◆ GIVEN RECORDS
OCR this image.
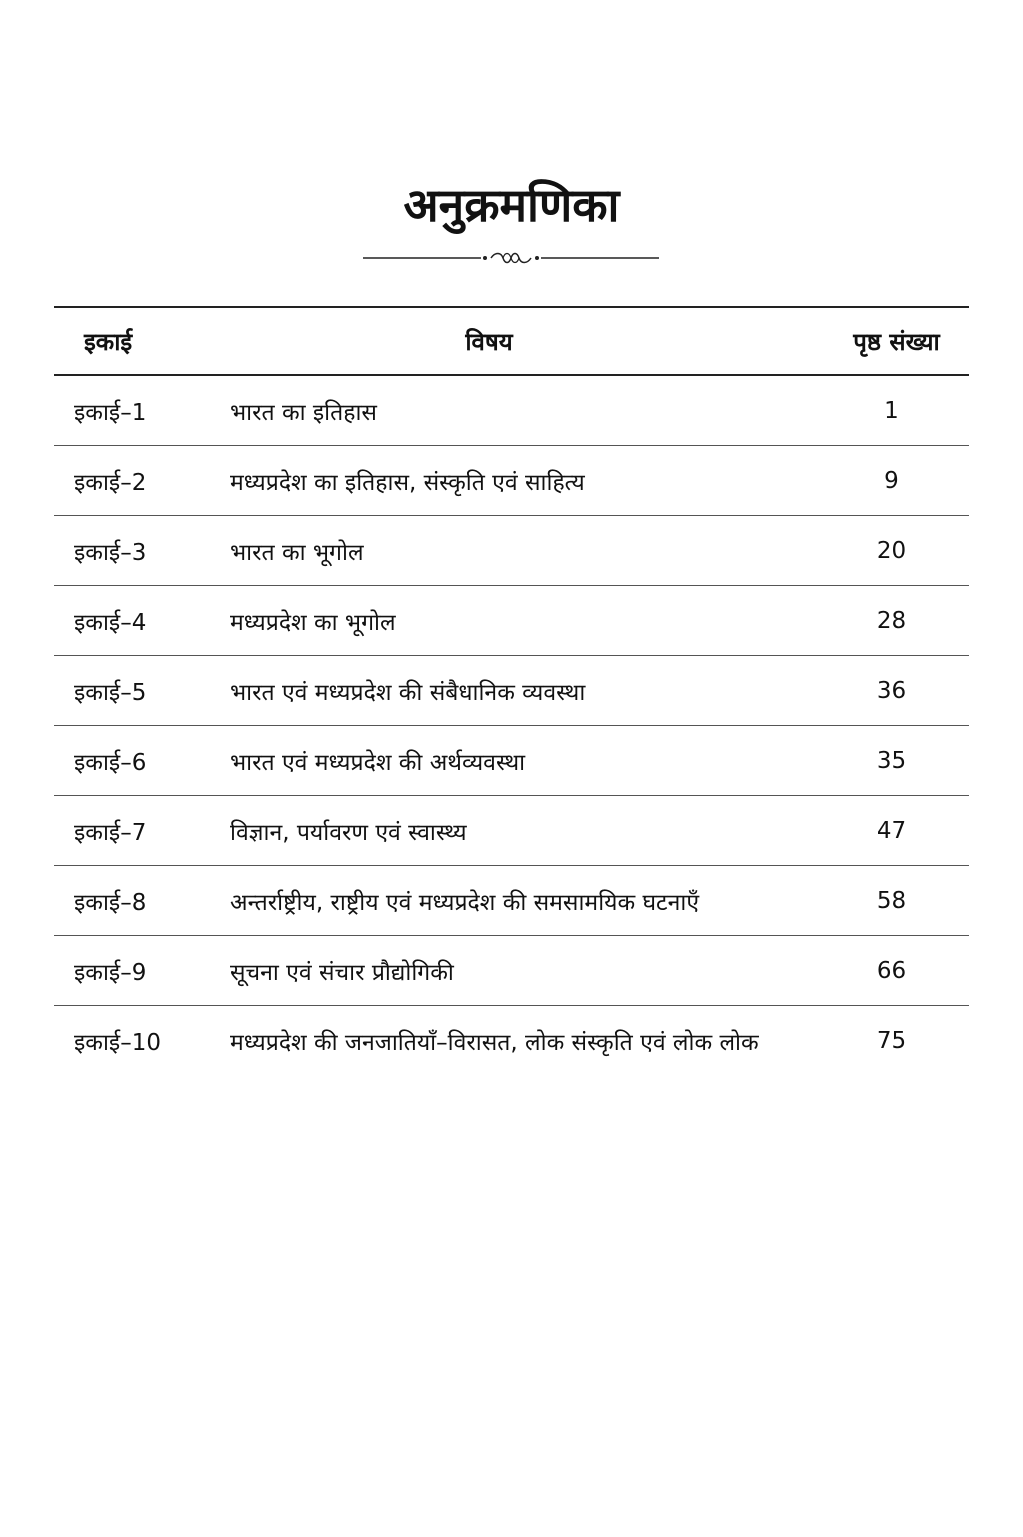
अनुक्रमणिका
इकाई	विषय	पृष्ठ संख्या
इकाई–1	भारत का इतिहास	1
इकाई–2	मध्यप्रदेश का इतिहास, संस्कृति एवं साहित्य	9
इकाई–3	भारत का भूगोल	20
इकाई–4	मध्यप्रदेश का भूगोल	28
इकाई–5	भारत एवं मध्यप्रदेश की संबैधानिक व्यवस्था	36
इकाई–6	भारत एवं मध्यप्रदेश की अर्थव्यवस्था	35
इकाई–7	विज्ञान, पर्यावरण एवं स्वास्थ्य	47
इकाई–8	अन्तर्राष्ट्रीय, राष्ट्रीय एवं मध्यप्रदेश की समसामयिक घटनाएँ	58
इकाई–9	सूचना एवं संचार प्रौद्योगिकी	66
इकाई–10	मध्यप्रदेश की जनजातियाँ–विरासत, लोक संस्कृति एवं लोक लोक	75
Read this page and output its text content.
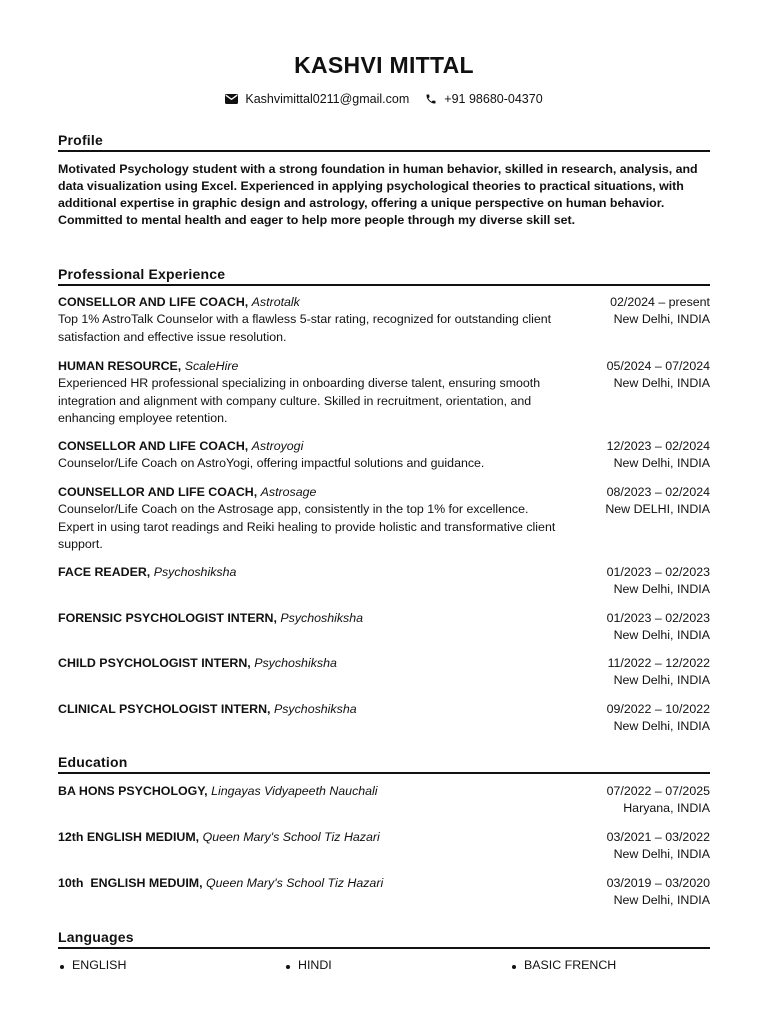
KASHVI MITTAL
Kashvimittal0211@gmail.com	+91 98680-04370
Profile
Motivated Psychology student with a strong foundation in human behavior, skilled in research, analysis, and data visualization using Excel. Experienced in applying psychological theories to practical situations, with additional expertise in graphic design and astrology, offering a unique perspective on human behavior. Committed to mental health and eager to help more people through my diverse skill set.
Professional Experience
CONSELLOR AND LIFE COACH, Astrotalk
Top 1% AstroTalk Counselor with a flawless 5-star rating, recognized for outstanding client satisfaction and effective issue resolution.
02/2024 – present
New Delhi, INDIA
HUMAN RESOURCE, ScaleHire
Experienced HR professional specializing in onboarding diverse talent, ensuring smooth integration and alignment with company culture. Skilled in recruitment, orientation, and enhancing employee retention.
05/2024 – 07/2024
New Delhi, INDIA
CONSELLOR AND LIFE COACH, Astroyogi
Counselor/Life Coach on AstroYogi, offering impactful solutions and guidance.
12/2023 – 02/2024
New Delhi, INDIA
COUNSELLOR AND LIFE COACH, Astrosage
Counselor/Life Coach on the Astrosage app, consistently in the top 1% for excellence. Expert in using tarot readings and Reiki healing to provide holistic and transformative client support.
08/2023 – 02/2024
New DELHI, INDIA
FACE READER, Psychoshiksha	01/2023 – 02/2023
New Delhi, INDIA
FORENSIC PSYCHOLOGIST INTERN, Psychoshiksha	01/2023 – 02/2023
New Delhi, INDIA
CHILD PSYCHOLOGIST INTERN, Psychoshiksha	11/2022 – 12/2022
New Delhi, INDIA
CLINICAL PSYCHOLOGIST INTERN, Psychoshiksha	09/2022 – 10/2022
New Delhi, INDIA
Education
BA HONS PSYCHOLOGY, Lingayas Vidyapeeth Nauchali	07/2022 – 07/2025
Haryana, INDIA
12th ENGLISH MEDIUM, Queen Mary's School Tiz Hazari	03/2021 – 03/2022
New Delhi, INDIA
10th  ENGLISH MEDUIM, Queen Mary's School Tiz Hazari	03/2019 – 03/2020
New Delhi, INDIA
Languages
ENGLISH	HINDI	BASIC FRENCH
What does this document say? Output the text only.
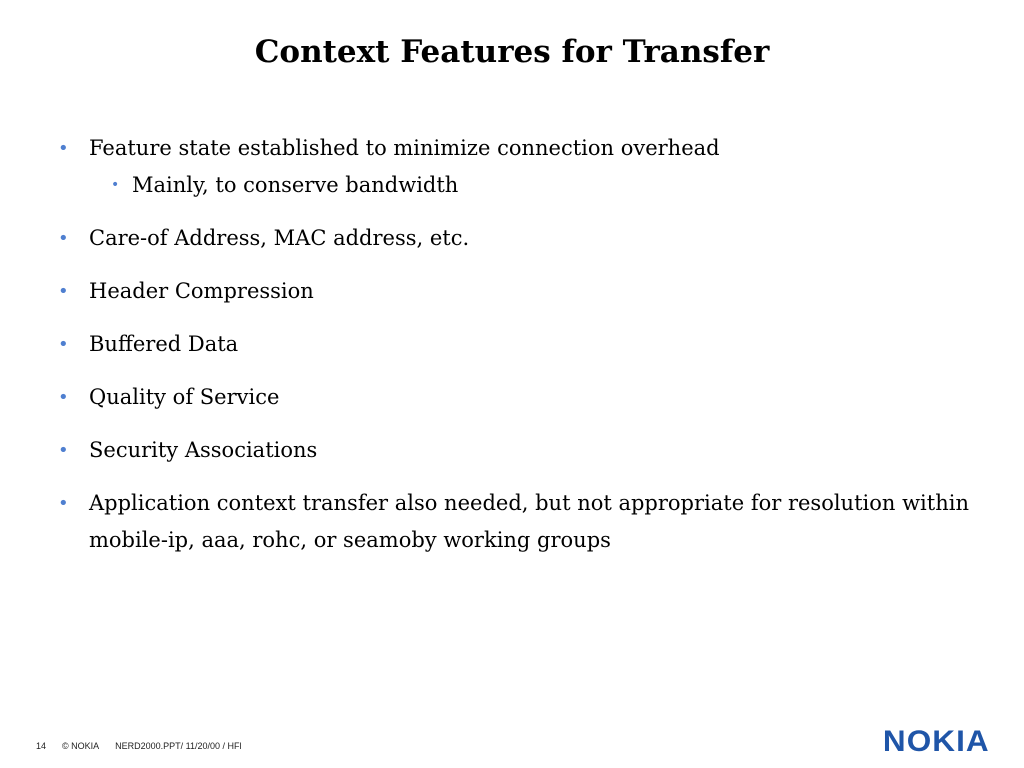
Context Features for Transfer
• Feature state established to minimize connection overhead
• Mainly, to conserve bandwidth
• Care-of Address, MAC address, etc.
• Header Compression
• Buffered Data
• Quality of Service
• Security Associations
• Application context transfer also needed, but not appropriate for resolution within mobile-ip, aaa, rohc, or seamoby working groups
14 © NOKIA NERD2000.PPT/ 11/20/00 / HFl	NOKIA
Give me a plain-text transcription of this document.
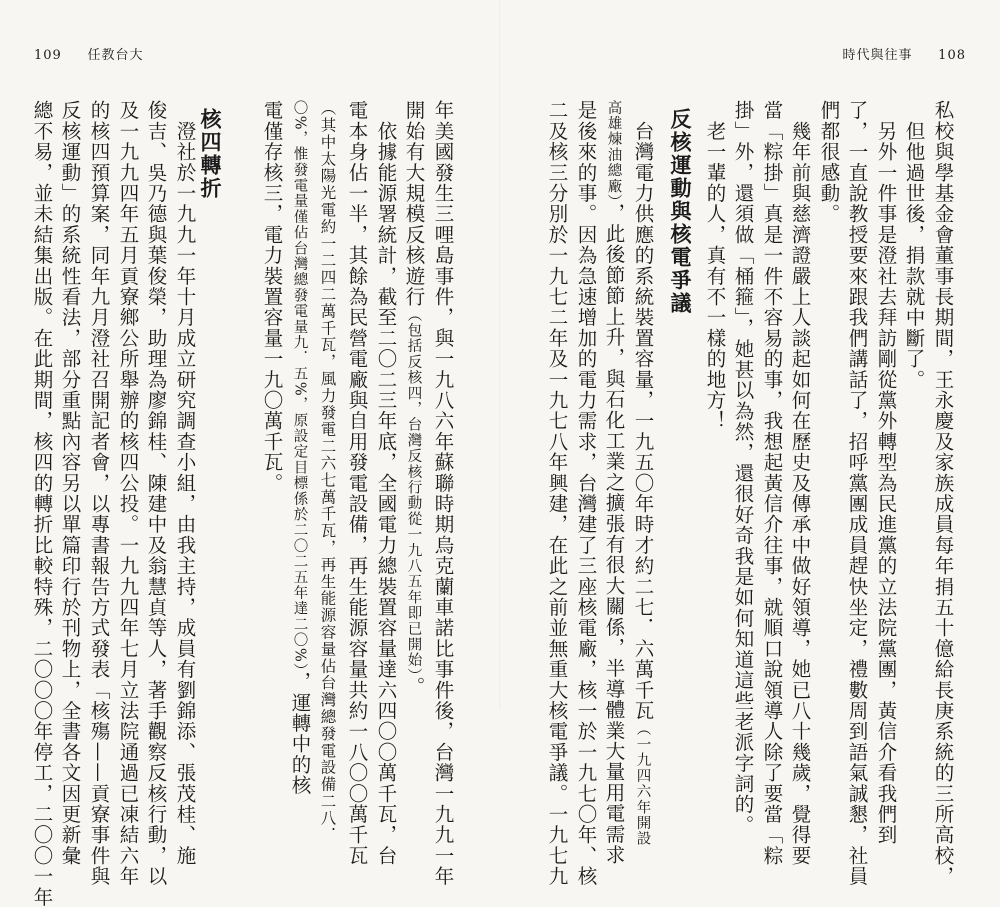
109 任教台大	時代與往事 108
私校與學基金會董事長期間，王永慶及家族成員每年捐五十億給長庚系統的三所高校，
　但他過世後，捐款就中斷了。
　另外一件事是澄社去拜訪剛從黨外轉型為民進黨的立法院黨團，黃信介看我們到
了，一直說教授要來跟我們講話了，招呼黨團成員趕快坐定，禮數周到語氣誠懇，社員
們都很感動。
　幾年前與慈濟證嚴上人談起如何在歷史及傳承中做好領導，她已八十幾歲，覺得要
當「粽掛」真是一件不容易的事，我想起黃信介往事，就順口說領導人除了要當「粽
掛」外，還須做「桶箍」，她甚以為然，還很好奇我是如何知道這些老派字詞的。
　老一輩的人，真有不一樣的地方！
反核運動與核電爭議
　台灣電力供應的系統裝置容量，一九五〇年時才約二七．六萬千瓦（一九四六年開設
高雄煉油總廠），此後節節上升，與石化工業之擴張有很大關係，半導體業大量用電需求
是後來的事。因為急速增加的電力需求，台灣建了三座核電廠，核一於一九七〇年、核
二及核三分別於一九七二年及一九七八年興建，在此之前並無重大核電爭議。一九七九
年美國發生三哩島事件，與一九八六年蘇聯時期烏克蘭車諾比事件後，台灣一九九一年
開始有大規模反核遊行（包括反核四，台灣反核行動從一九八五年即已開始）。
　依據能源署統計，截至二〇二三年底，全國電力總裝置容量達六四〇〇萬千瓦，台
電本身佔一半，其餘為民營電廠與自用發電設備，再生能源容量共約一八〇〇萬千瓦
（其中太陽光電約一二四二萬千瓦，風力發電二六七萬千瓦，再生能源容量佔台灣總發電設備二八．
〇%，惟發電量僅佔台灣總發電量九．五%，原設定目標係於二〇二五年達二〇%），運轉中的核
電僅存核三，電力裝置容量一九〇萬千瓦。
核四轉折
　澄社於一九九一年十月成立研究調查小組，由我主持，成員有劉錦添、張茂桂、施
俊吉、吳乃德與葉俊榮，助理為廖錦桂、陳建中及翁慧貞等人，著手觀察反核行動，以
及一九九四年五月貢寮鄉公所舉辦的核四公投。一九九四年七月立法院通過已凍結六年
的核四預算案，同年九月澄社召開記者會，以專書報告方式發表「核殤——貢寮事件與
反核運動」的系統性看法，部分重點內容另以單篇印行於刊物上，全書各文因更新彙
總不易，並未結集出版。在此期間，核四的轉折比較特殊，二〇〇〇年停工，二〇〇一年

◆ WHAT THIS TASK INVOLVES
Replicate the material above verbatim; images stay out of the copy.

◆ SOLUTION TO THE EXERCISE
OCR this image.
अनुक्रमणिका
इकाई	विषय	पृष्ठ संख्या
इकाई–1	भारत का इतिहास	1
इकाई–2	मध्यप्रदेश का इतिहास, संस्कृति एवं साहित्य	9
इकाई–3	भारत का भूगोल	20
इकाई–4	मध्यप्रदेश का भूगोल	28
इकाई–5	भारत एवं मध्यप्रदेश की संबैधानिक व्यवस्था	36
इकाई–6	भारत एवं मध्यप्रदेश की अर्थव्यवस्था	35
इकाई–7	विज्ञान, पर्यावरण एवं स्वास्थ्य	47
इकाई–8	अन्तर्राष्ट्रीय, राष्ट्रीय एवं मध्यप्रदेश की समसामयिक घटनाएँ	58
इकाई–9	सूचना एवं संचार प्रौद्योगिकी	66
इकाई–10	मध्यप्रदेश की जनजातियाँ–विरासत, लोक संस्कृति एवं लोक लोक	75
Read this page and output its text content.
KASHVI MITTAL
Kashvimittal0211@gmail.com	+91 98680-04370
Profile
Motivated Psychology student with a strong foundation in human behavior, skilled in research, analysis, and data visualization using Excel. Experienced in applying psychological theories to practical situations, with additional expertise in graphic design and astrology, offering a unique perspective on human behavior. Committed to mental health and eager to help more people through my diverse skill set.
Professional Experience
CONSELLOR AND LIFE COACH, Astrotalk
Top 1% AstroTalk Counselor with a flawless 5-star rating, recognized for outstanding client satisfaction and effective issue resolution.
02/2024 – present
New Delhi, INDIA
HUMAN RESOURCE, ScaleHire
Experienced HR professional specializing in onboarding diverse talent, ensuring smooth integration and alignment with company culture. Skilled in recruitment, orientation, and enhancing employee retention.
05/2024 – 07/2024
New Delhi, INDIA
CONSELLOR AND LIFE COACH, Astroyogi
Counselor/Life Coach on AstroYogi, offering impactful solutions and guidance.
12/2023 – 02/2024
New Delhi, INDIA
COUNSELLOR AND LIFE COACH, Astrosage
Counselor/Life Coach on the Astrosage app, consistently in the top 1% for excellence. Expert in using tarot readings and Reiki healing to provide holistic and transformative client support.
08/2023 – 02/2024
New DELHI, INDIA
FACE READER, Psychoshiksha	01/2023 – 02/2023
New Delhi, INDIA
FORENSIC PSYCHOLOGIST INTERN, Psychoshiksha	01/2023 – 02/2023
New Delhi, INDIA
CHILD PSYCHOLOGIST INTERN, Psychoshiksha	11/2022 – 12/2022
New Delhi, INDIA
CLINICAL PSYCHOLOGIST INTERN, Psychoshiksha	09/2022 – 10/2022
New Delhi, INDIA
Education
BA HONS PSYCHOLOGY, Lingayas Vidyapeeth Nauchali	07/2022 – 07/2025
Haryana, INDIA
12th ENGLISH MEDIUM, Queen Mary's School Tiz Hazari	03/2021 – 03/2022
New Delhi, INDIA
10th  ENGLISH MEDUIM, Queen Mary's School Tiz Hazari	03/2019 – 03/2020
New Delhi, INDIA
Languages
ENGLISH	HINDI	BASIC FRENCH
What does this document say? Output the text only.
Context Features for Transfer
• Feature state established to minimize connection overhead
• Mainly, to conserve bandwidth
• Care-of Address, MAC address, etc.
• Header Compression
• Buffered Data
• Quality of Service
• Security Associations
• Application context transfer also needed, but not appropriate for resolution within mobile-ip, aaa, rohc, or seamoby working groups
14 © NOKIA NERD2000.PPT/ 11/20/00 / HFl	NOKIA
Give me a plain-text transcription of this document.
109 任教台大	時代與往事 108
私校與學基金會董事長期間，王永慶及家族成員每年捐五十億給長庚系統的三所高校，
　但他過世後，捐款就中斷了。
　另外一件事是澄社去拜訪剛從黨外轉型為民進黨的立法院黨團，黃信介看我們到
了，一直說教授要來跟我們講話了，招呼黨團成員趕快坐定，禮數周到語氣誠懇，社員
們都很感動。
　幾年前與慈濟證嚴上人談起如何在歷史及傳承中做好領導，她已八十幾歲，覺得要
當「粽掛」真是一件不容易的事，我想起黃信介往事，就順口說領導人除了要當「粽
掛」外，還須做「桶箍」，她甚以為然，還很好奇我是如何知道這些老派字詞的。
　老一輩的人，真有不一樣的地方！
反核運動與核電爭議
　台灣電力供應的系統裝置容量，一九五〇年時才約二七．六萬千瓦（一九四六年開設
高雄煉油總廠），此後節節上升，與石化工業之擴張有很大關係，半導體業大量用電需求
是後來的事。因為急速增加的電力需求，台灣建了三座核電廠，核一於一九七〇年、核
二及核三分別於一九七二年及一九七八年興建，在此之前並無重大核電爭議。一九七九
年美國發生三哩島事件，與一九八六年蘇聯時期烏克蘭車諾比事件後，台灣一九九一年
開始有大規模反核遊行（包括反核四，台灣反核行動從一九八五年即已開始）。
　依據能源署統計，截至二〇二三年底，全國電力總裝置容量達六四〇〇萬千瓦，台
電本身佔一半，其餘為民營電廠與自用發電設備，再生能源容量共約一八〇〇萬千瓦
（其中太陽光電約一二四二萬千瓦，風力發電二六七萬千瓦，再生能源容量佔台灣總發電設備二八．
〇%，惟發電量僅佔台灣總發電量九．五%，原設定目標係於二〇二五年達二〇%），運轉中的核
電僅存核三，電力裝置容量一九〇萬千瓦。
核四轉折
　澄社於一九九一年十月成立研究調查小組，由我主持，成員有劉錦添、張茂桂、施
俊吉、吳乃德與葉俊榮，助理為廖錦桂、陳建中及翁慧貞等人，著手觀察反核行動，以
及一九九四年五月貢寮鄉公所舉辦的核四公投。一九九四年七月立法院通過已凍結六年
的核四預算案，同年九月澄社召開記者會，以專書報告方式發表「核殤——貢寮事件與
反核運動」的系統性看法，部分重點內容另以單篇印行於刊物上，全書各文因更新彙
總不易，並未結集出版。在此期間，核四的轉折比較特殊，二〇〇〇年停工，二〇〇一年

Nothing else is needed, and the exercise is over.